(Task prompt): Copy the lines holding the word "color", all of them.

(Extracted material):

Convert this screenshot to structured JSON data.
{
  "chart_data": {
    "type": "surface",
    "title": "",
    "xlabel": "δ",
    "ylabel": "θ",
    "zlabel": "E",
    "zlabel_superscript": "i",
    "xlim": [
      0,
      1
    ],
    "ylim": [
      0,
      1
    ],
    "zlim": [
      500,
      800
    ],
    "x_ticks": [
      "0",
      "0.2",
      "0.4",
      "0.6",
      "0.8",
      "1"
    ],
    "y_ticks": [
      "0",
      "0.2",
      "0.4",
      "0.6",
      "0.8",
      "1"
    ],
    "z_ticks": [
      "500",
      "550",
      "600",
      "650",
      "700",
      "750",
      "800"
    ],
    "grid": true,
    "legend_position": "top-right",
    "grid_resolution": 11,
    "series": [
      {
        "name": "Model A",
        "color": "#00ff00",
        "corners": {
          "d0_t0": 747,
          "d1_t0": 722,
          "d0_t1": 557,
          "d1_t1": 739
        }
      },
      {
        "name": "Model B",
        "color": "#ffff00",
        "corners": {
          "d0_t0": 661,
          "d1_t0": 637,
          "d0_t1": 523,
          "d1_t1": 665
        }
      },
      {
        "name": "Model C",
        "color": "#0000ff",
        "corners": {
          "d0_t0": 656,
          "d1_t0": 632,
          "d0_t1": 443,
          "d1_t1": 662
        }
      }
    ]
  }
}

(Solution to this exercise):
        "color": "#00ff00",
        "color": "#ffff00",
        "color": "#0000ff",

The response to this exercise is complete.